Exercise description: Restate, word for word, every line of the data.

Rows:
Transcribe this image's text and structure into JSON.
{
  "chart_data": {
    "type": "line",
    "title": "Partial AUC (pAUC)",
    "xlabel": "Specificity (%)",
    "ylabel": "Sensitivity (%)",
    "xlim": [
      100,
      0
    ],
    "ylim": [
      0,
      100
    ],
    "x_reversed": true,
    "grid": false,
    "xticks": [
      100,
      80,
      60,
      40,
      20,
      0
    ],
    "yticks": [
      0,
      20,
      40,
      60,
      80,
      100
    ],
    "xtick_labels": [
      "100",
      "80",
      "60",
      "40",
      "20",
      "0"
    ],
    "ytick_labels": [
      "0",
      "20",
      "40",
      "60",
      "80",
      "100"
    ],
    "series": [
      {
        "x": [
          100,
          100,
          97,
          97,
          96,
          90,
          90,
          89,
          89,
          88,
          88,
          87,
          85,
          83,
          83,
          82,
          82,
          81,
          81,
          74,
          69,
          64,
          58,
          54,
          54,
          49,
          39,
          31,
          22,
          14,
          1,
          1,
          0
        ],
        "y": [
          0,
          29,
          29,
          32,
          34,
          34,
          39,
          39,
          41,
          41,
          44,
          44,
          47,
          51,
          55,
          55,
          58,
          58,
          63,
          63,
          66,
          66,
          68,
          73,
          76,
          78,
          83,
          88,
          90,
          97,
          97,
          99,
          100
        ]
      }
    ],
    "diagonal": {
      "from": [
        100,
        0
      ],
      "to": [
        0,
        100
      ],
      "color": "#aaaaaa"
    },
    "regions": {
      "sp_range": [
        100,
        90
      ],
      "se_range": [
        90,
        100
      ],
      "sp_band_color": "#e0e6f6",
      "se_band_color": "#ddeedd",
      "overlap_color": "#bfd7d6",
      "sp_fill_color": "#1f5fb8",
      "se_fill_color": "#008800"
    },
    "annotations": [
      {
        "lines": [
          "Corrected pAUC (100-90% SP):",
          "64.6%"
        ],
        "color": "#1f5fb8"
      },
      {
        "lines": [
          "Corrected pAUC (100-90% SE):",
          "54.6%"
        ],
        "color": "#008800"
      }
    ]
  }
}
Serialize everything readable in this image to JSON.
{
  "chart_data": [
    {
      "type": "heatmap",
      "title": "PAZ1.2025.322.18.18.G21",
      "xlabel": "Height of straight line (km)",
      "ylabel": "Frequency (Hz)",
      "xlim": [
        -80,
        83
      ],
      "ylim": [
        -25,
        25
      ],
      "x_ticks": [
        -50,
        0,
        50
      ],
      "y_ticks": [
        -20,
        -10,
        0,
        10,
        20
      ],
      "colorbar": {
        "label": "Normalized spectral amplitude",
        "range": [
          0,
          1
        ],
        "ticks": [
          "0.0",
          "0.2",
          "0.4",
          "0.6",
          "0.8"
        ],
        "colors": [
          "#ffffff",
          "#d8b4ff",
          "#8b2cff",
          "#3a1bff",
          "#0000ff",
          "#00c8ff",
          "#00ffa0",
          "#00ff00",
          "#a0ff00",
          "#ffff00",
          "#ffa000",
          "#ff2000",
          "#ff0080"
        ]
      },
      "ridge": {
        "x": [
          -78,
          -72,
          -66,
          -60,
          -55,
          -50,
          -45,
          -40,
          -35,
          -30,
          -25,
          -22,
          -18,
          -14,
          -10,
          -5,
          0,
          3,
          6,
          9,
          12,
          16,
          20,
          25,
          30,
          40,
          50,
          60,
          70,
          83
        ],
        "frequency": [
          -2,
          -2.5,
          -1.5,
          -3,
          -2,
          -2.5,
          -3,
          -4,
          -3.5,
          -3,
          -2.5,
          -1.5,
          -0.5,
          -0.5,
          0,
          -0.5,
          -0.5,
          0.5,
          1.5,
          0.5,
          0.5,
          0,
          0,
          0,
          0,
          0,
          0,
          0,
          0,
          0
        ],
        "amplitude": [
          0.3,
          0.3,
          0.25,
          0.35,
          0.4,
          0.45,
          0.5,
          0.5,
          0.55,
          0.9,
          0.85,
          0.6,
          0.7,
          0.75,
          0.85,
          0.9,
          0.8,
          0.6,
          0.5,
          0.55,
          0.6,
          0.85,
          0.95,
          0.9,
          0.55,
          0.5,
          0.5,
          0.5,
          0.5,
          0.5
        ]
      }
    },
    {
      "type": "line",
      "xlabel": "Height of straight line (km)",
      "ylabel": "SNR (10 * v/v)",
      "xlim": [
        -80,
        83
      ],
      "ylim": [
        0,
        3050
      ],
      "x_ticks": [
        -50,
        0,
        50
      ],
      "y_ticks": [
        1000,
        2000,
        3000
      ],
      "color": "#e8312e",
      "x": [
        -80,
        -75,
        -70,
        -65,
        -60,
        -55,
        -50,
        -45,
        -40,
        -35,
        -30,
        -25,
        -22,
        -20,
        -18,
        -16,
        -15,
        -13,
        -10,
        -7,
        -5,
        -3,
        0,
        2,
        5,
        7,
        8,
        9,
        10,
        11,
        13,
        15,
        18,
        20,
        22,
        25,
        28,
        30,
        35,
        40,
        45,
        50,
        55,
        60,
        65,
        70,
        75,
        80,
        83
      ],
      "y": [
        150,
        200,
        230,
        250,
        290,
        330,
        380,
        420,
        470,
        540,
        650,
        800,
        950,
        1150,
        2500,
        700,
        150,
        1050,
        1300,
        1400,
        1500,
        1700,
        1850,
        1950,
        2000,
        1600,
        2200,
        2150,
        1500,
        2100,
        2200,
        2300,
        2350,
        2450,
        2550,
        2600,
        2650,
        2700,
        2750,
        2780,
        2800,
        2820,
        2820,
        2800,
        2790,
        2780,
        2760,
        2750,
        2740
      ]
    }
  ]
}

Task answer:
Transcribe this image's text and structure into JSON.
{
  "chart_data": {
    "type": "line",
    "title": "Partial AUC (pAUC)",
    "xlabel": "Specificity (%)",
    "ylabel": "Sensitivity (%)",
    "xlim": [
      100,
      0
    ],
    "ylim": [
      0,
      100
    ],
    "x_reversed": true,
    "grid": false,
    "xticks": [
      100,
      80,
      60,
      40,
      20,
      0
    ],
    "yticks": [
      0,
      20,
      40,
      60,
      80,
      100
    ],
    "xtick_labels": [
      "100",
      "80",
      "60",
      "40",
      "20",
      "0"
    ],
    "ytick_labels": [
      "0",
      "20",
      "40",
      "60",
      "80",
      "100"
    ],
    "series": [
      {
        "x": [
          100,
          100,
          97,
          97,
          96,
          90,
          90,
          89,
          89,
          88,
          88,
          87,
          85,
          83,
          83,
          82,
          82,
          81,
          81,
          74,
          69,
          64,
          58,
          54,
          54,
          49,
          39,
          31,
          22,
          14,
          1,
          1,
          0
        ],
        "y": [
          0,
          29,
          29,
          32,
          34,
          34,
          39,
          39,
          41,
          41,
          44,
          44,
          47,
          51,
          55,
          55,
          58,
          58,
          63,
          63,
          66,
          66,
          68,
          73,
          76,
          78,
          83,
          88,
          90,
          97,
          97,
          99,
          100
        ]
      }
    ],
    "diagonal": {
      "from": [
        100,
        0
      ],
      "to": [
        0,
        100
      ],
      "color": "#aaaaaa"
    },
    "regions": {
      "sp_range": [
        100,
        90
      ],
      "se_range": [
        90,
        100
      ],
      "sp_band_color": "#e0e6f6",
      "se_band_color": "#ddeedd",
      "overlap_color": "#bfd7d6",
      "sp_fill_color": "#1f5fb8",
      "se_fill_color": "#008800"
    },
    "annotations": [
      {
        "lines": [
          "Corrected pAUC (100-90% SP):",
          "64.6%"
        ],
        "color": "#1f5fb8"
      },
      {
        "lines": [
          "Corrected pAUC (100-90% SE):",
          "54.6%"
        ],
        "color": "#008800"
      }
    ]
  }
}
Serialize everything readable in this image to JSON.
{
  "chart_data": [
    {
      "type": "heatmap",
      "title": "PAZ1.2025.322.18.18.G21",
      "xlabel": "Height of straight line (km)",
      "ylabel": "Frequency (Hz)",
      "xlim": [
        -80,
        83
      ],
      "ylim": [
        -25,
        25
      ],
      "x_ticks": [
        -50,
        0,
        50
      ],
      "y_ticks": [
        -20,
        -10,
        0,
        10,
        20
      ],
      "colorbar": {
        "label": "Normalized spectral amplitude",
        "range": [
          0,
          1
        ],
        "ticks": [
          "0.0",
          "0.2",
          "0.4",
          "0.6",
          "0.8"
        ],
        "colors": [
          "#ffffff",
          "#d8b4ff",
          "#8b2cff",
          "#3a1bff",
          "#0000ff",
          "#00c8ff",
          "#00ffa0",
          "#00ff00",
          "#a0ff00",
          "#ffff00",
          "#ffa000",
          "#ff2000",
          "#ff0080"
        ]
      },
      "ridge": {
        "x": [
          -78,
          -72,
          -66,
          -60,
          -55,
          -50,
          -45,
          -40,
          -35,
          -30,
          -25,
          -22,
          -18,
          -14,
          -10,
          -5,
          0,
          3,
          6,
          9,
          12,
          16,
          20,
          25,
          30,
          40,
          50,
          60,
          70,
          83
        ],
        "frequency": [
          -2,
          -2.5,
          -1.5,
          -3,
          -2,
          -2.5,
          -3,
          -4,
          -3.5,
          -3,
          -2.5,
          -1.5,
          -0.5,
          -0.5,
          0,
          -0.5,
          -0.5,
          0.5,
          1.5,
          0.5,
          0.5,
          0,
          0,
          0,
          0,
          0,
          0,
          0,
          0,
          0
        ],
        "amplitude": [
          0.3,
          0.3,
          0.25,
          0.35,
          0.4,
          0.45,
          0.5,
          0.5,
          0.55,
          0.9,
          0.85,
          0.6,
          0.7,
          0.75,
          0.85,
          0.9,
          0.8,
          0.6,
          0.5,
          0.55,
          0.6,
          0.85,
          0.95,
          0.9,
          0.55,
          0.5,
          0.5,
          0.5,
          0.5,
          0.5
        ]
      }
    },
    {
      "type": "line",
      "xlabel": "Height of straight line (km)",
      "ylabel": "SNR (10 * v/v)",
      "xlim": [
        -80,
        83
      ],
      "ylim": [
        0,
        3050
      ],
      "x_ticks": [
        -50,
        0,
        50
      ],
      "y_ticks": [
        1000,
        2000,
        3000
      ],
      "color": "#e8312e",
      "x": [
        -80,
        -75,
        -70,
        -65,
        -60,
        -55,
        -50,
        -45,
        -40,
        -35,
        -30,
        -25,
        -22,
        -20,
        -18,
        -16,
        -15,
        -13,
        -10,
        -7,
        -5,
        -3,
        0,
        2,
        5,
        7,
        8,
        9,
        10,
        11,
        13,
        15,
        18,
        20,
        22,
        25,
        28,
        30,
        35,
        40,
        45,
        50,
        55,
        60,
        65,
        70,
        75,
        80,
        83
      ],
      "y": [
        150,
        200,
        230,
        250,
        290,
        330,
        380,
        420,
        470,
        540,
        650,
        800,
        950,
        1150,
        2500,
        700,
        150,
        1050,
        1300,
        1400,
        1500,
        1700,
        1850,
        1950,
        2000,
        1600,
        2200,
        2150,
        1500,
        2100,
        2200,
        2300,
        2350,
        2450,
        2550,
        2600,
        2650,
        2700,
        2750,
        2780,
        2800,
        2820,
        2820,
        2800,
        2790,
        2780,
        2760,
        2750,
        2740
      ]
    }
  ]
}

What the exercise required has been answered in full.